> **Written request**
Figure out how many lines of the material below contain the word "this". Answer with the number only.

■ ■ ■ ■ ■ ■ ■

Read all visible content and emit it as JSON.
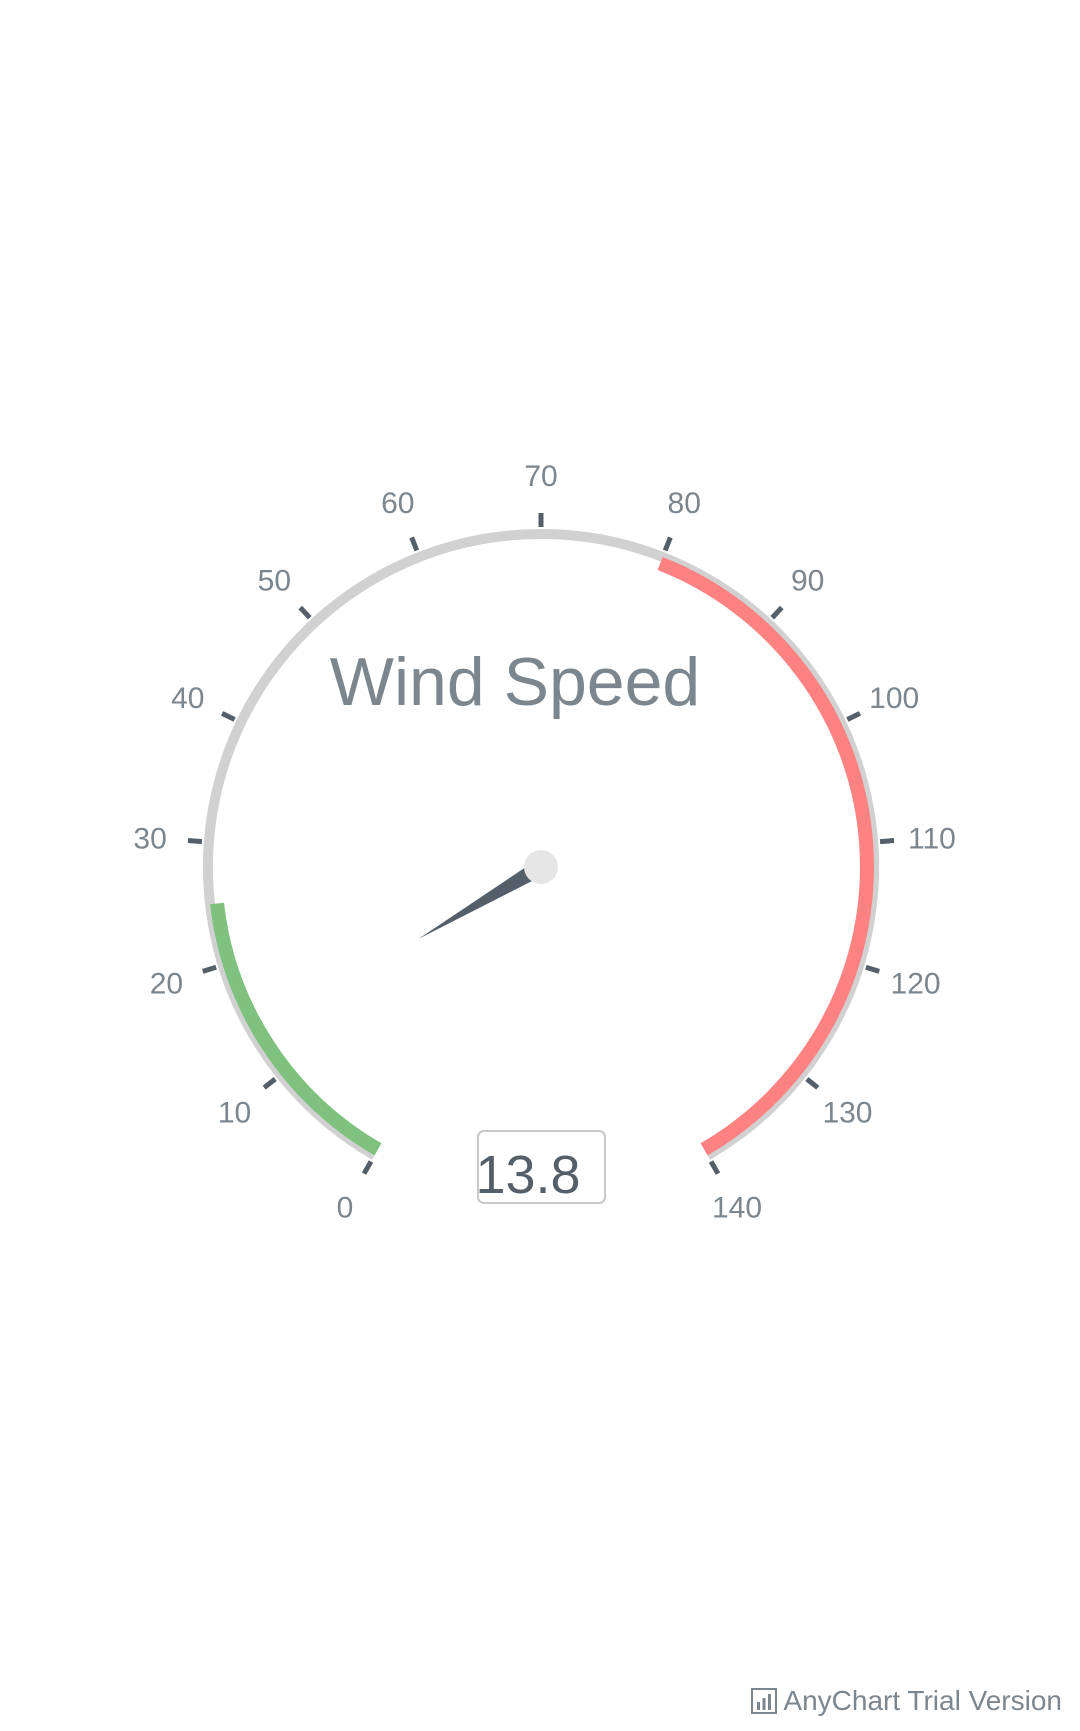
{
  "chart_data": {
    "type": "gauge",
    "title": "Wind Speed",
    "value": 13.8,
    "value_label": "13.8",
    "scale": {
      "min": 0,
      "max": 140,
      "major_interval": 10
    },
    "tick_labels": [
      "0",
      "10",
      "20",
      "30",
      "40",
      "50",
      "60",
      "70",
      "80",
      "90",
      "100",
      "110",
      "120",
      "130",
      "140"
    ],
    "ranges": [
      {
        "from": 0,
        "to": 25,
        "color": "#7fc17f"
      },
      {
        "from": 80,
        "to": 140,
        "color": "#fd8281"
      }
    ],
    "colors": {
      "track": "#d1d1d1",
      "ticks": "#545f69",
      "needle": "#545f69",
      "cap": "#e6e6e6",
      "labels": "#7c868e"
    }
  },
  "watermark": {
    "text": "AnyChart Trial Version",
    "icon": "bar-chart-icon"
  }
}
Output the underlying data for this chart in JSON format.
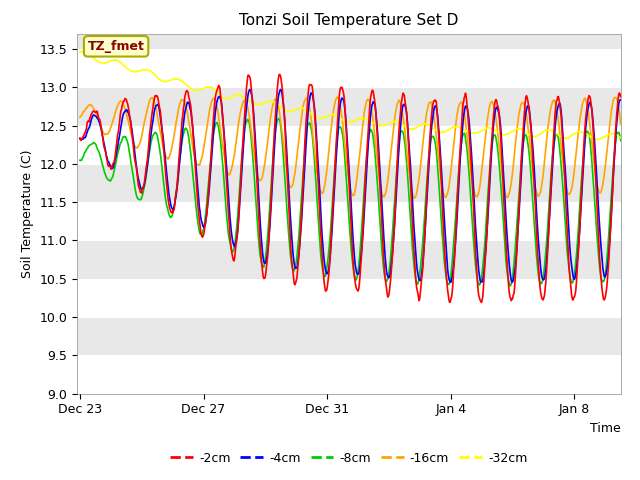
{
  "title": "Tonzi Soil Temperature Set D",
  "xlabel": "Time",
  "ylabel": "Soil Temperature (C)",
  "ylim": [
    9.0,
    13.7
  ],
  "xlim_days": 17.5,
  "annotation_label": "TZ_fmet",
  "annotation_color": "#8B0000",
  "annotation_bg": "#FFFFCC",
  "annotation_border": "#AAAA00",
  "series": [
    {
      "label": "-2cm",
      "color": "#FF0000"
    },
    {
      "label": "-4cm",
      "color": "#0000FF"
    },
    {
      "label": "-8cm",
      "color": "#00CC00"
    },
    {
      "label": "-16cm",
      "color": "#FFA500"
    },
    {
      "label": "-32cm",
      "color": "#FFFF00"
    }
  ],
  "xtick_labels": [
    "Dec 23",
    "Dec 27",
    "Dec 31",
    "Jan 4",
    "Jan 8"
  ],
  "xtick_positions": [
    0,
    4,
    8,
    12,
    16
  ],
  "ytick_values": [
    9.0,
    9.5,
    10.0,
    10.5,
    11.0,
    11.5,
    12.0,
    12.5,
    13.0,
    13.5
  ],
  "background_color": "#FFFFFF",
  "plot_bg_light": "#E8E8E8",
  "plot_bg_white": "#FFFFFF"
}
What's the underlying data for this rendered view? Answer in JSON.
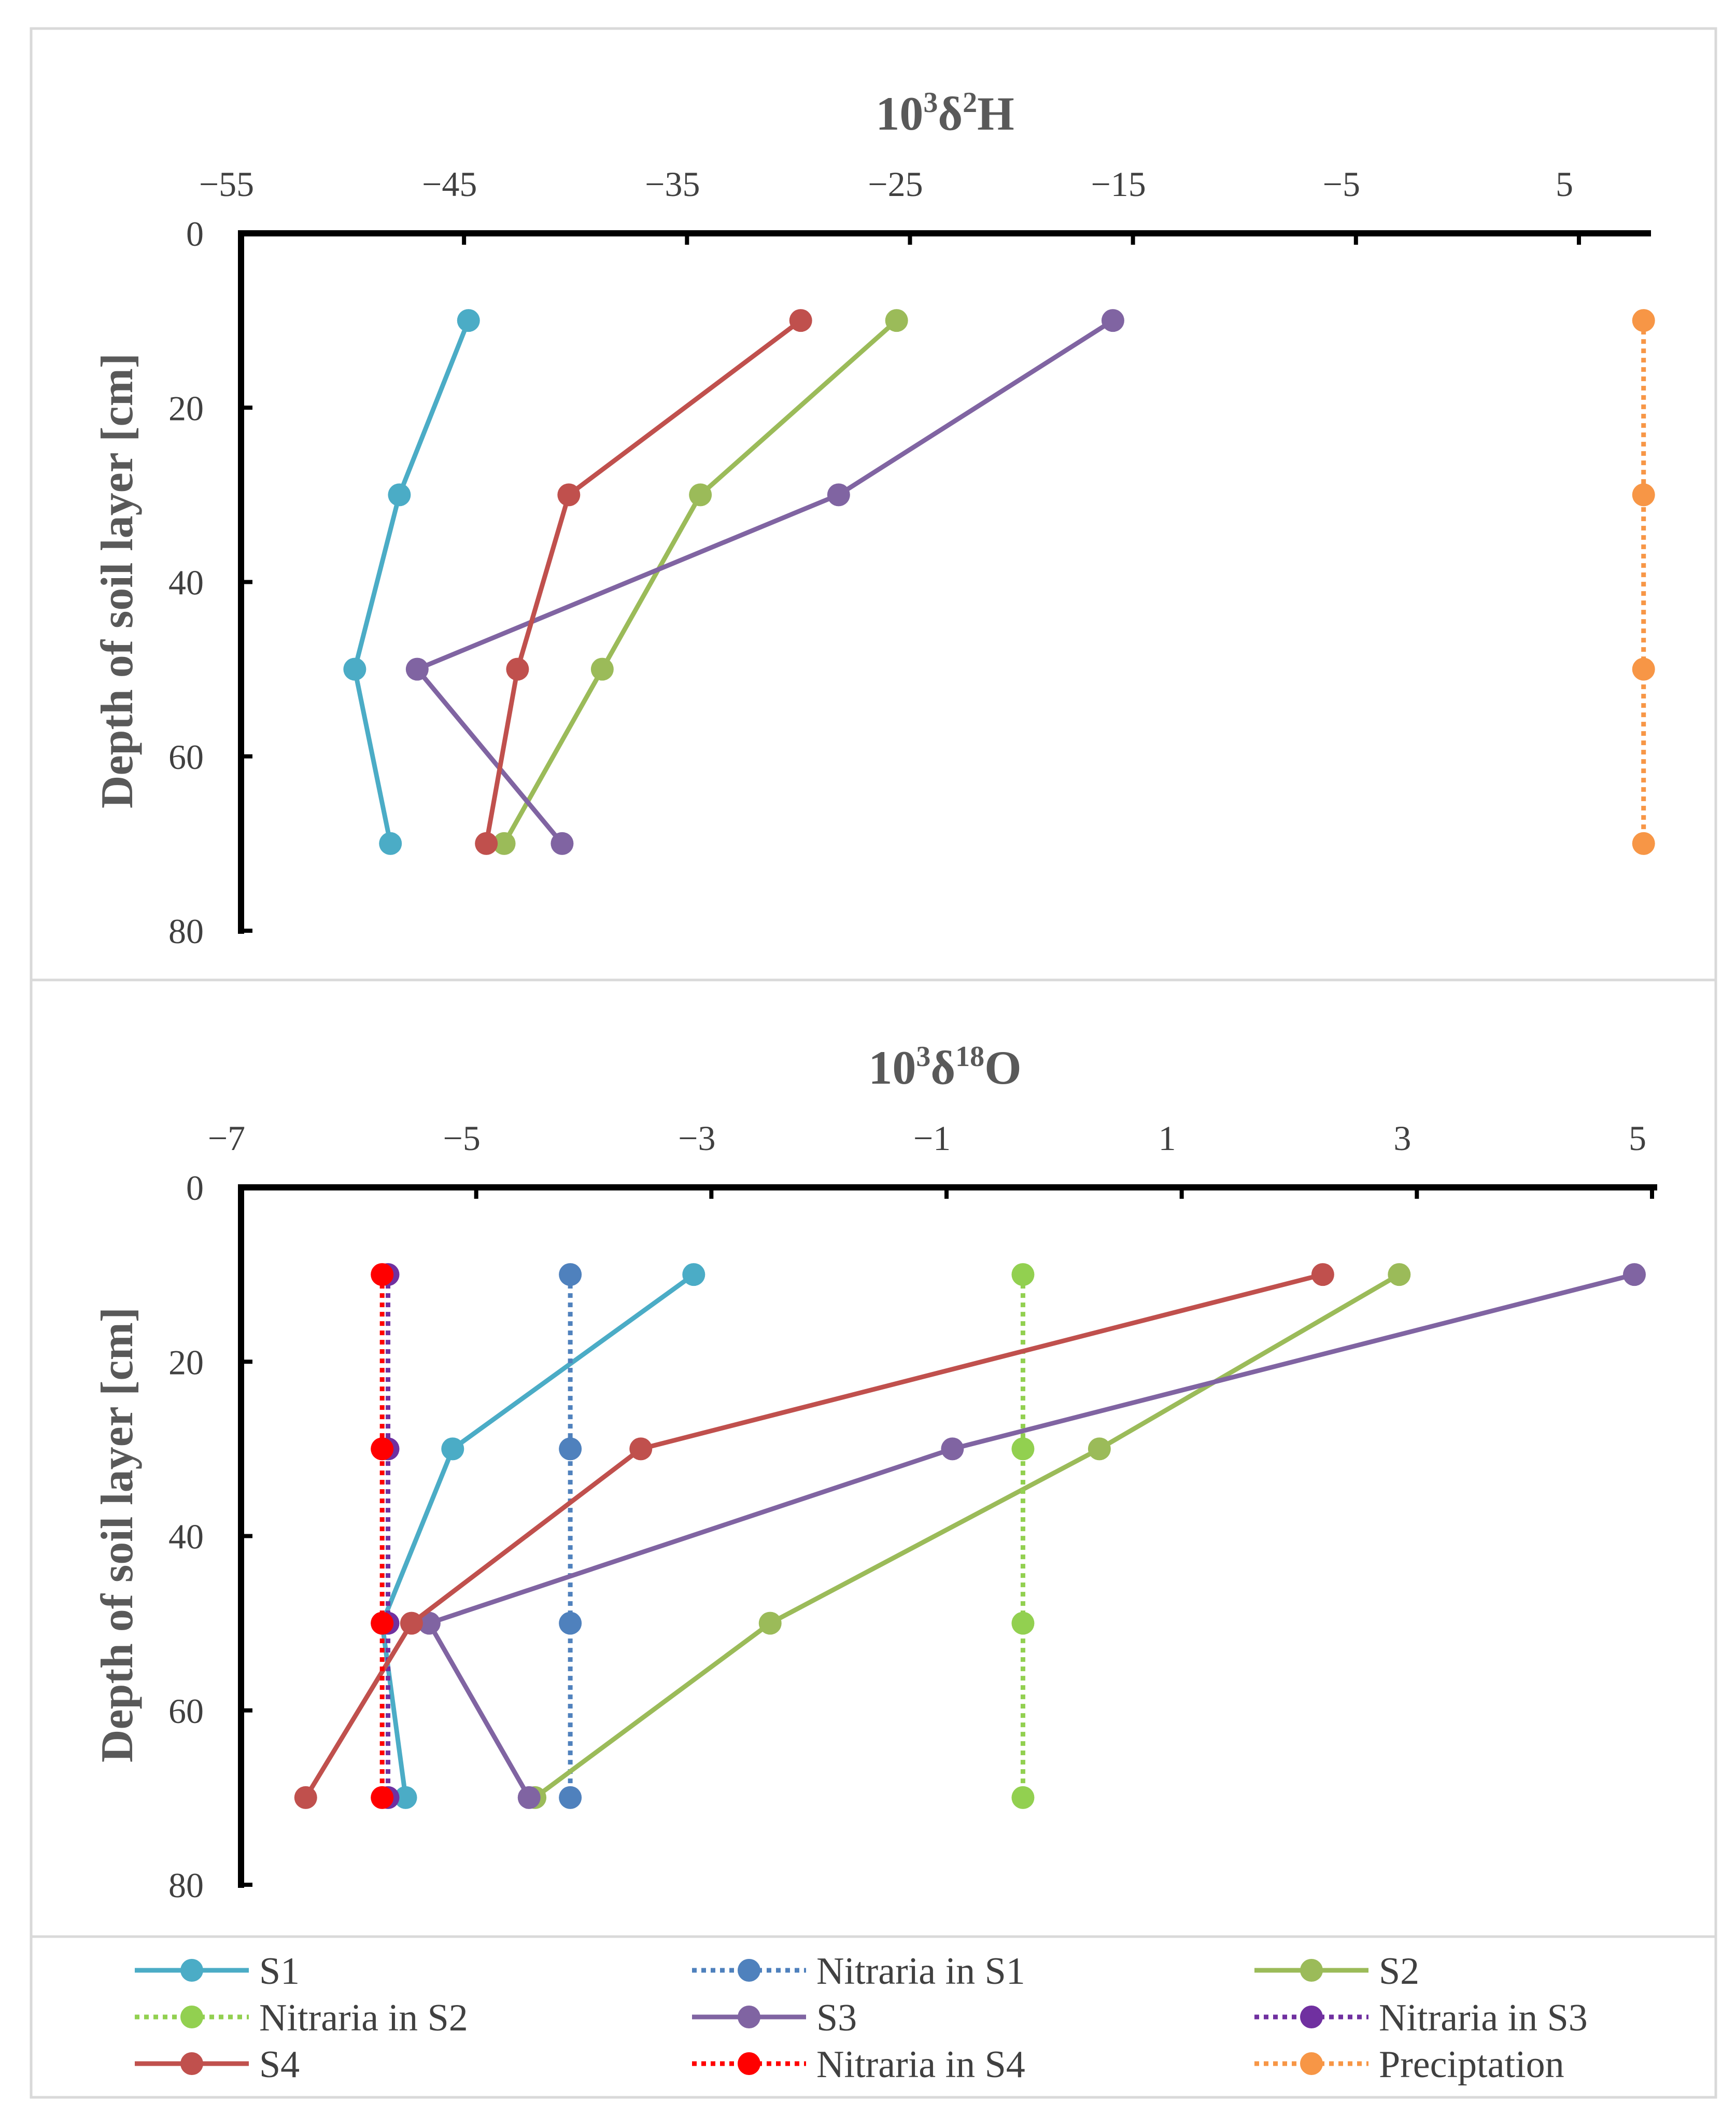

■ ■ ■ ■ ■ ■ ■

> **Answer in full**
2